(Lines of data)
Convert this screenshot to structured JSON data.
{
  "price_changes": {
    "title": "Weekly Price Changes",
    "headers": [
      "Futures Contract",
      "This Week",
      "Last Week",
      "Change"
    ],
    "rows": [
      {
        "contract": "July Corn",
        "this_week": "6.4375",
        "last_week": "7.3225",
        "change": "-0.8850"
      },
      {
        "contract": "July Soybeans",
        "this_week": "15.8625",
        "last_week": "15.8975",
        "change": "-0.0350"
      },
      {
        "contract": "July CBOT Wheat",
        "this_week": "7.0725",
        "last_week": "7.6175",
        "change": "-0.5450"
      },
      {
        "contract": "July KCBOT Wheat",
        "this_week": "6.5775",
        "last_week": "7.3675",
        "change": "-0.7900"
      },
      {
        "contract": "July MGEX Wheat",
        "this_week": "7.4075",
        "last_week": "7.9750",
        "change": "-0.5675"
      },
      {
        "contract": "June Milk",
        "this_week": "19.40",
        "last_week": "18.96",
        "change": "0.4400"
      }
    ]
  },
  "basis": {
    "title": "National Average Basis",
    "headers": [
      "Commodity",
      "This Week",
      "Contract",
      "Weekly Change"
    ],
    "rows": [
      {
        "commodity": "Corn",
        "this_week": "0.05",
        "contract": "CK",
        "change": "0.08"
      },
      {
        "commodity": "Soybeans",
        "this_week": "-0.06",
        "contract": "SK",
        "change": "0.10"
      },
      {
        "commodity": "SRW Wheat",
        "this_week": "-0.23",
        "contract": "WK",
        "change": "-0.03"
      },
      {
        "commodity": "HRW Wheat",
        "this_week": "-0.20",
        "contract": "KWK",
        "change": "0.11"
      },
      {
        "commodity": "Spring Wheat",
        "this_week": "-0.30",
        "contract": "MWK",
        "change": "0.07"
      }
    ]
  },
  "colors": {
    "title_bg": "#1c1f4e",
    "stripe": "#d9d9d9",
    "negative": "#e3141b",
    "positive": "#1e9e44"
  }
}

» What the exercise asks
Every line of the data above should be copied exactly.

» Output below
Convert this screenshot to structured JSON data.
{
  "price_changes": {
    "title": "Weekly Price Changes",
    "headers": [
      "Futures Contract",
      "This Week",
      "Last Week",
      "Change"
    ],
    "rows": [
      {
        "contract": "July Corn",
        "this_week": "6.4375",
        "last_week": "7.3225",
        "change": "-0.8850"
      },
      {
        "contract": "July Soybeans",
        "this_week": "15.8625",
        "last_week": "15.8975",
        "change": "-0.0350"
      },
      {
        "contract": "July CBOT Wheat",
        "this_week": "7.0725",
        "last_week": "7.6175",
        "change": "-0.5450"
      },
      {
        "contract": "July KCBOT Wheat",
        "this_week": "6.5775",
        "last_week": "7.3675",
        "change": "-0.7900"
      },
      {
        "contract": "July MGEX Wheat",
        "this_week": "7.4075",
        "last_week": "7.9750",
        "change": "-0.5675"
      },
      {
        "contract": "June Milk",
        "this_week": "19.40",
        "last_week": "18.96",
        "change": "0.4400"
      }
    ]
  },
  "basis": {
    "title": "National Average Basis",
    "headers": [
      "Commodity",
      "This Week",
      "Contract",
      "Weekly Change"
    ],
    "rows": [
      {
        "commodity": "Corn",
        "this_week": "0.05",
        "contract": "CK",
        "change": "0.08"
      },
      {
        "commodity": "Soybeans",
        "this_week": "-0.06",
        "contract": "SK",
        "change": "0.10"
      },
      {
        "commodity": "SRW Wheat",
        "this_week": "-0.23",
        "contract": "WK",
        "change": "-0.03"
      },
      {
        "commodity": "HRW Wheat",
        "this_week": "-0.20",
        "contract": "KWK",
        "change": "0.11"
      },
      {
        "commodity": "Spring Wheat",
        "this_week": "-0.30",
        "contract": "MWK",
        "change": "0.07"
      }
    ]
  },
  "colors": {
    "title_bg": "#1c1f4e",
    "stripe": "#d9d9d9",
    "negative": "#e3141b",
    "positive": "#1e9e44"
  }
}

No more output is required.